## WORK INSTRUCTIONS
Please write out the material below exactly as given.

[Figure data in JSON]
····················

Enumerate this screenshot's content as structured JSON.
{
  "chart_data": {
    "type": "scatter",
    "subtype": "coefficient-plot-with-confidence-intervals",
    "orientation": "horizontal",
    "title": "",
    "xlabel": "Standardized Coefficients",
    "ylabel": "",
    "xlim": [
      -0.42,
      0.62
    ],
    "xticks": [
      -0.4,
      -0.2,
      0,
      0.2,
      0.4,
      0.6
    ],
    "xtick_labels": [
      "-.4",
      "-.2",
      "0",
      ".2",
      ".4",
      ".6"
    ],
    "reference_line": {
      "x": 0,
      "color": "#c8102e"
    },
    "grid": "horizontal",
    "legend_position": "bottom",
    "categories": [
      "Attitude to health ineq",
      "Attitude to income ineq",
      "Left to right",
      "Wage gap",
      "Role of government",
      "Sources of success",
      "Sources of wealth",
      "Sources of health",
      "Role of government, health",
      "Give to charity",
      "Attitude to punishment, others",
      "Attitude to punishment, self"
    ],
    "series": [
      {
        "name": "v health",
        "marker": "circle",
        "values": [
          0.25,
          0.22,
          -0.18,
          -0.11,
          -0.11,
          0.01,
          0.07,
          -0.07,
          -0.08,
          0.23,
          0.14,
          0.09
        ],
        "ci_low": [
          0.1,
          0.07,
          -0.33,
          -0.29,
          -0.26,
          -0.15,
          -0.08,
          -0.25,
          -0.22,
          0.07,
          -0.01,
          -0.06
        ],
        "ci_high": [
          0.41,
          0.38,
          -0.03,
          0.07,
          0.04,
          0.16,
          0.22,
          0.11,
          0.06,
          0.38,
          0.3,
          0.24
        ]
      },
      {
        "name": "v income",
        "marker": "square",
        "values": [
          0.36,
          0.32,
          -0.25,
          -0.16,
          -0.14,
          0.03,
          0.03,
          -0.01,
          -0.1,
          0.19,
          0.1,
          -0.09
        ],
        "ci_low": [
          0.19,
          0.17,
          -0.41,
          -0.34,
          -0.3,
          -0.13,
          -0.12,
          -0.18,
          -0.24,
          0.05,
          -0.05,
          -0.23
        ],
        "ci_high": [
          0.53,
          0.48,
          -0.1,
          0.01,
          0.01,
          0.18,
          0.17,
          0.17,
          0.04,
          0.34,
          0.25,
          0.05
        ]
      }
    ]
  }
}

····················

## SOLUTION TO THIS TASK
Enumerate this screenshot's content as structured JSON.
{
  "chart_data": {
    "type": "scatter",
    "subtype": "coefficient-plot-with-confidence-intervals",
    "orientation": "horizontal",
    "title": "",
    "xlabel": "Standardized Coefficients",
    "ylabel": "",
    "xlim": [
      -0.42,
      0.62
    ],
    "xticks": [
      -0.4,
      -0.2,
      0,
      0.2,
      0.4,
      0.6
    ],
    "xtick_labels": [
      "-.4",
      "-.2",
      "0",
      ".2",
      ".4",
      ".6"
    ],
    "reference_line": {
      "x": 0,
      "color": "#c8102e"
    },
    "grid": "horizontal",
    "legend_position": "bottom",
    "categories": [
      "Attitude to health ineq",
      "Attitude to income ineq",
      "Left to right",
      "Wage gap",
      "Role of government",
      "Sources of success",
      "Sources of wealth",
      "Sources of health",
      "Role of government, health",
      "Give to charity",
      "Attitude to punishment, others",
      "Attitude to punishment, self"
    ],
    "series": [
      {
        "name": "v health",
        "marker": "circle",
        "values": [
          0.25,
          0.22,
          -0.18,
          -0.11,
          -0.11,
          0.01,
          0.07,
          -0.07,
          -0.08,
          0.23,
          0.14,
          0.09
        ],
        "ci_low": [
          0.1,
          0.07,
          -0.33,
          -0.29,
          -0.26,
          -0.15,
          -0.08,
          -0.25,
          -0.22,
          0.07,
          -0.01,
          -0.06
        ],
        "ci_high": [
          0.41,
          0.38,
          -0.03,
          0.07,
          0.04,
          0.16,
          0.22,
          0.11,
          0.06,
          0.38,
          0.3,
          0.24
        ]
      },
      {
        "name": "v income",
        "marker": "square",
        "values": [
          0.36,
          0.32,
          -0.25,
          -0.16,
          -0.14,
          0.03,
          0.03,
          -0.01,
          -0.1,
          0.19,
          0.1,
          -0.09
        ],
        "ci_low": [
          0.19,
          0.17,
          -0.41,
          -0.34,
          -0.3,
          -0.13,
          -0.12,
          -0.18,
          -0.24,
          0.05,
          -0.05,
          -0.23
        ],
        "ci_high": [
          0.53,
          0.48,
          -0.1,
          0.01,
          0.01,
          0.18,
          0.17,
          0.17,
          0.04,
          0.34,
          0.25,
          0.05
        ]
      }
    ]
  }
}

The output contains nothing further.